• **DATA SUPPLIED**:
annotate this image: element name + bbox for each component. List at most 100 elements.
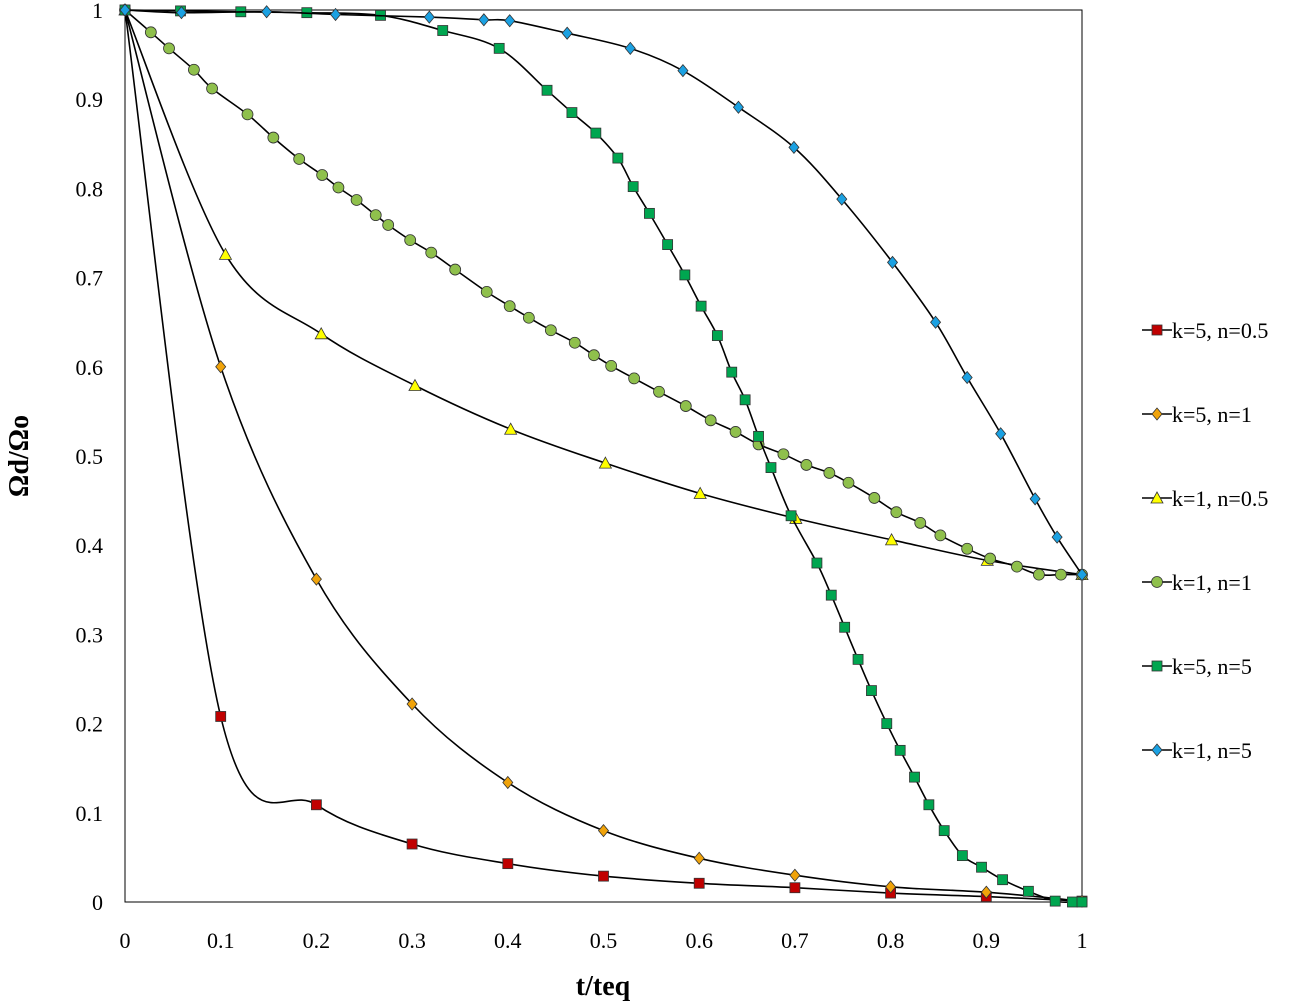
- data-point: [369, 209, 382, 222]
- data-point: [914, 517, 927, 529]
- data-point: [597, 824, 610, 838]
- data-point: [1049, 895, 1061, 907]
- data-point: [788, 140, 800, 154]
- data-point: [961, 542, 974, 555]
- data-point: [628, 372, 641, 385]
- data-point: [267, 131, 280, 144]
- data-point: [502, 775, 514, 790]
- data-point: [777, 448, 790, 461]
- data-point: [382, 219, 395, 231]
- data-point: [739, 394, 751, 406]
- legend-label: k=1, n=1: [1172, 570, 1252, 595]
- y-tick-label: 0.8: [76, 176, 104, 201]
- data-point: [241, 108, 254, 121]
- y-tick-label: 0: [92, 890, 103, 915]
- data-point: [188, 63, 200, 76]
- y-tick-label: 0.1: [76, 801, 104, 826]
- x-tick-label: 0.1: [207, 928, 235, 953]
- data-point: [605, 360, 618, 372]
- data-point: [842, 476, 855, 489]
- data-point: [785, 510, 797, 522]
- data-point: [890, 506, 903, 519]
- data-point: [404, 234, 417, 247]
- data-point: [644, 207, 655, 219]
- data-point: [206, 82, 218, 95]
- data-point: [732, 100, 744, 114]
- plot-area: [124, 9, 1083, 903]
- data-point: [839, 621, 851, 633]
- y-tick-label: 0.3: [76, 622, 104, 647]
- data-point: [119, 3, 131, 17]
- legend-item: k=1, n=5: [1142, 738, 1252, 763]
- y-axis-title: Ωd/Ωo: [4, 415, 35, 497]
- data-point: [350, 194, 363, 206]
- data-point: [866, 685, 877, 696]
- series-k-1-n-5: [119, 3, 1088, 582]
- legend-marker: [1150, 491, 1164, 504]
- data-point: [566, 107, 578, 118]
- data-point: [825, 589, 837, 601]
- data-point: [437, 25, 449, 36]
- data-point: [823, 467, 836, 479]
- legend-item: k=5, n=5: [1142, 654, 1252, 679]
- data-point: [956, 850, 968, 862]
- data-point: [144, 26, 157, 39]
- series-line: [124, 9, 1083, 576]
- x-tick-label: 0.6: [685, 928, 713, 953]
- data-point: [1033, 568, 1045, 581]
- series-layer: [118, 3, 1089, 908]
- data-point: [961, 370, 973, 385]
- legend-label: k=1, n=0.5: [1172, 486, 1268, 511]
- data-point: [938, 825, 950, 837]
- data-point: [1055, 568, 1067, 581]
- data-point: [406, 697, 418, 711]
- data-point: [541, 84, 553, 96]
- legend-marker: [1151, 660, 1163, 672]
- legend-item: k=1, n=0.5: [1142, 486, 1268, 511]
- data-point: [449, 263, 462, 276]
- legend: k=5, n=0.5 k=5, n=1 k=1, n=0.5 k=1, n=1 k=5,…: [1142, 318, 1268, 763]
- legend-label: k=5, n=0.5: [1172, 318, 1268, 343]
- x-tick-label: 0.8: [877, 928, 905, 953]
- data-point: [175, 6, 187, 20]
- data-point: [544, 324, 557, 337]
- data-point: [627, 181, 639, 193]
- x-axis-title: t/teq: [576, 971, 631, 1002]
- data-point: [909, 771, 920, 783]
- data-point: [693, 851, 705, 865]
- data-point: [662, 239, 674, 250]
- data-point: [493, 42, 505, 54]
- data-point: [218, 247, 233, 260]
- data-point: [561, 26, 573, 40]
- data-point: [693, 877, 705, 889]
- data-point: [502, 858, 514, 870]
- data-point: [612, 152, 624, 164]
- legend-label: k=5, n=5: [1172, 654, 1252, 679]
- y-tick-label: 0.7: [76, 266, 104, 291]
- data-point: [765, 462, 777, 473]
- data-point: [693, 486, 707, 499]
- y-tick-label: 0.5: [76, 444, 104, 469]
- data-point: [215, 360, 227, 374]
- data-point: [503, 422, 518, 435]
- data-point: [1067, 896, 1078, 908]
- x-tick-label: 0.2: [303, 928, 331, 953]
- data-point: [478, 13, 490, 27]
- data-point: [504, 14, 516, 28]
- data-point: [753, 430, 764, 442]
- data-point: [598, 870, 609, 882]
- x-axis-tick-labels: 0 0.1 0.2 0.3 0.4 0.5 0.6 0.7 0.8 0.9 1: [120, 928, 1088, 953]
- x-tick-label: 1: [1077, 928, 1088, 953]
- data-point: [1029, 492, 1041, 506]
- data-point: [789, 882, 801, 894]
- y-tick-label: 0.2: [76, 712, 104, 737]
- data-point: [711, 330, 723, 341]
- legend-item: k=5, n=0.5: [1142, 318, 1268, 343]
- data-point: [894, 744, 906, 756]
- data-point: [310, 799, 322, 811]
- data-point: [868, 492, 881, 504]
- data-point: [522, 311, 535, 324]
- data-point: [408, 378, 422, 391]
- data-point: [480, 285, 493, 298]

• **EXERCISE GOAL**:
Reproduce every line of the records above verbatim, omitting the picture.

• **RESPONSE BELOW**:
annotate this image: element name + bbox for each component. List at most 100 elements.
- data-point: [369, 209, 382, 222]
- data-point: [914, 517, 927, 529]
- data-point: [597, 824, 610, 838]
- data-point: [1049, 895, 1061, 907]
- data-point: [788, 140, 800, 154]
- data-point: [961, 542, 974, 555]
- data-point: [628, 372, 641, 385]
- data-point: [267, 131, 280, 144]
- data-point: [502, 775, 514, 790]
- data-point: [777, 448, 790, 461]
- data-point: [382, 219, 395, 231]
- data-point: [739, 394, 751, 406]
- legend-label: k=1, n=1: [1172, 570, 1252, 595]
- y-tick-label: 0.8: [76, 176, 104, 201]
- data-point: [241, 108, 254, 121]
- y-tick-label: 0: [92, 890, 103, 915]
- data-point: [188, 63, 200, 76]
- y-tick-label: 0.1: [76, 801, 104, 826]
- x-tick-label: 0.1: [207, 928, 235, 953]
- data-point: [605, 360, 618, 372]
- data-point: [842, 476, 855, 489]
- data-point: [785, 510, 797, 522]
- data-point: [890, 506, 903, 519]
- data-point: [404, 234, 417, 247]
- data-point: [644, 207, 655, 219]
- data-point: [206, 82, 218, 95]
- data-point: [732, 100, 744, 114]
- plot-area: [124, 9, 1083, 903]
- data-point: [839, 621, 851, 633]
- y-tick-label: 0.3: [76, 622, 104, 647]
- data-point: [119, 3, 131, 17]
- legend-item: k=1, n=5: [1142, 738, 1252, 763]
- y-axis-title: Ωd/Ωo: [4, 415, 35, 497]
- data-point: [350, 194, 363, 206]
- data-point: [866, 685, 877, 696]
- series-k-1-n-5: [119, 3, 1088, 582]
- legend-marker: [1150, 491, 1164, 504]
- data-point: [566, 107, 578, 118]
- data-point: [825, 589, 837, 601]
- data-point: [437, 25, 449, 36]
- data-point: [823, 467, 836, 479]
- legend-item: k=5, n=5: [1142, 654, 1252, 679]
- data-point: [956, 850, 968, 862]
- data-point: [144, 26, 157, 39]
- series-line: [124, 9, 1083, 576]
- x-tick-label: 0.6: [685, 928, 713, 953]
- data-point: [1033, 568, 1045, 581]
- series-layer: [118, 3, 1089, 908]
- data-point: [961, 370, 973, 385]
- legend-label: k=1, n=0.5: [1172, 486, 1268, 511]
- data-point: [938, 825, 950, 837]
- data-point: [1055, 568, 1067, 581]
- data-point: [406, 697, 418, 711]
- data-point: [541, 84, 553, 96]
- legend-marker: [1151, 660, 1163, 672]
- legend-item: k=1, n=0.5: [1142, 486, 1268, 511]
- data-point: [449, 263, 462, 276]
- legend: k=5, n=0.5 k=5, n=1 k=1, n=0.5 k=1, n=1 k=5,…: [1142, 318, 1268, 763]
- legend-label: k=5, n=0.5: [1172, 318, 1268, 343]
- x-tick-label: 0.8: [877, 928, 905, 953]
- data-point: [175, 6, 187, 20]
- data-point: [544, 324, 557, 337]
- data-point: [627, 181, 639, 193]
- x-axis-title: t/teq: [576, 971, 631, 1002]
- data-point: [909, 771, 920, 783]
- data-point: [693, 851, 705, 865]
- data-point: [662, 239, 674, 250]
- data-point: [493, 42, 505, 54]
- data-point: [218, 247, 233, 260]
- data-point: [561, 26, 573, 40]
- data-point: [693, 877, 705, 889]
- data-point: [502, 858, 514, 870]
- data-point: [612, 152, 624, 164]
- legend-label: k=5, n=5: [1172, 654, 1252, 679]
- y-tick-label: 0.7: [76, 266, 104, 291]
- data-point: [765, 462, 777, 473]
- data-point: [693, 486, 707, 499]
- y-tick-label: 0.5: [76, 444, 104, 469]
- data-point: [215, 360, 227, 374]
- data-point: [503, 422, 518, 435]
- data-point: [1067, 896, 1078, 908]
- x-tick-label: 0.2: [303, 928, 331, 953]
- data-point: [478, 13, 490, 27]
- data-point: [504, 14, 516, 28]
- data-point: [753, 430, 764, 442]
- data-point: [598, 870, 609, 882]
- x-axis-tick-labels: 0 0.1 0.2 0.3 0.4 0.5 0.6 0.7 0.8 0.9 1: [120, 928, 1088, 953]
- x-tick-label: 1: [1077, 928, 1088, 953]
- data-point: [1029, 492, 1041, 506]
- data-point: [789, 882, 801, 894]
- y-tick-label: 0.2: [76, 712, 104, 737]
- data-point: [711, 330, 723, 341]
- legend-item: k=5, n=0.5: [1142, 318, 1268, 343]
- data-point: [894, 744, 906, 756]
- data-point: [310, 799, 322, 811]
- data-point: [868, 492, 881, 504]
- data-point: [522, 311, 535, 324]
- data-point: [408, 378, 422, 391]
- data-point: [480, 285, 493, 298]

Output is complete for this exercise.